→ **Brief**
Gather up the lines that contain "думку".

(Stored items from a collection)
· · ·
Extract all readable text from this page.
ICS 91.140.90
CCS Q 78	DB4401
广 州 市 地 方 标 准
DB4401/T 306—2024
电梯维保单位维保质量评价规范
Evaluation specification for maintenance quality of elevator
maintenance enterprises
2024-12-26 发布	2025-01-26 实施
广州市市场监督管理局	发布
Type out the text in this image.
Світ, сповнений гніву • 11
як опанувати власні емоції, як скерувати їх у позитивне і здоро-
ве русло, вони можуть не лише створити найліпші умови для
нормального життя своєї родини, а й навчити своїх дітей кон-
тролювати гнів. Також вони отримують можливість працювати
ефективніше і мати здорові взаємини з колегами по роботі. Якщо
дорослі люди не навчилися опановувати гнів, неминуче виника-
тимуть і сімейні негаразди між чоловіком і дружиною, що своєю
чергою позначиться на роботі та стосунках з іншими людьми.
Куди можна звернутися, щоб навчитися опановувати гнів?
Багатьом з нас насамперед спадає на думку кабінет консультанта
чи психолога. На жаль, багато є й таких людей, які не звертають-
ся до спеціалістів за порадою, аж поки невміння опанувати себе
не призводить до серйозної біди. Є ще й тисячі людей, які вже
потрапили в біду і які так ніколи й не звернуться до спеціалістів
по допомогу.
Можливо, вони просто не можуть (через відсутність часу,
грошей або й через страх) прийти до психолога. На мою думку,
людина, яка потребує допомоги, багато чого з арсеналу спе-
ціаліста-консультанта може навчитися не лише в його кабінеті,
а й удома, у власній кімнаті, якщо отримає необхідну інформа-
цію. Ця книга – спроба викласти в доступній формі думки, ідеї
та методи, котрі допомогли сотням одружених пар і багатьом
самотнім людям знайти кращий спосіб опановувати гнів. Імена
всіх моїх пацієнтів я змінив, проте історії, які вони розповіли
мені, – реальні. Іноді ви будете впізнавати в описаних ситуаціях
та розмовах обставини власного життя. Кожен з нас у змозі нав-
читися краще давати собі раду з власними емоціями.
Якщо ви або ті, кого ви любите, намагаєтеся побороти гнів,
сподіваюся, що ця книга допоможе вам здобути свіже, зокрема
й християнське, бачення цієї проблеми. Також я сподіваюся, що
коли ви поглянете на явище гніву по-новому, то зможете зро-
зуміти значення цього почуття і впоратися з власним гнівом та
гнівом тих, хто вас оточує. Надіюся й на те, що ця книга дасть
· · ·
→ **Reply to the task**
Багатьом з нас насамперед спадає на думку кабінет консультанта
грошей або й через страх) прийти до психолога. На мою думку,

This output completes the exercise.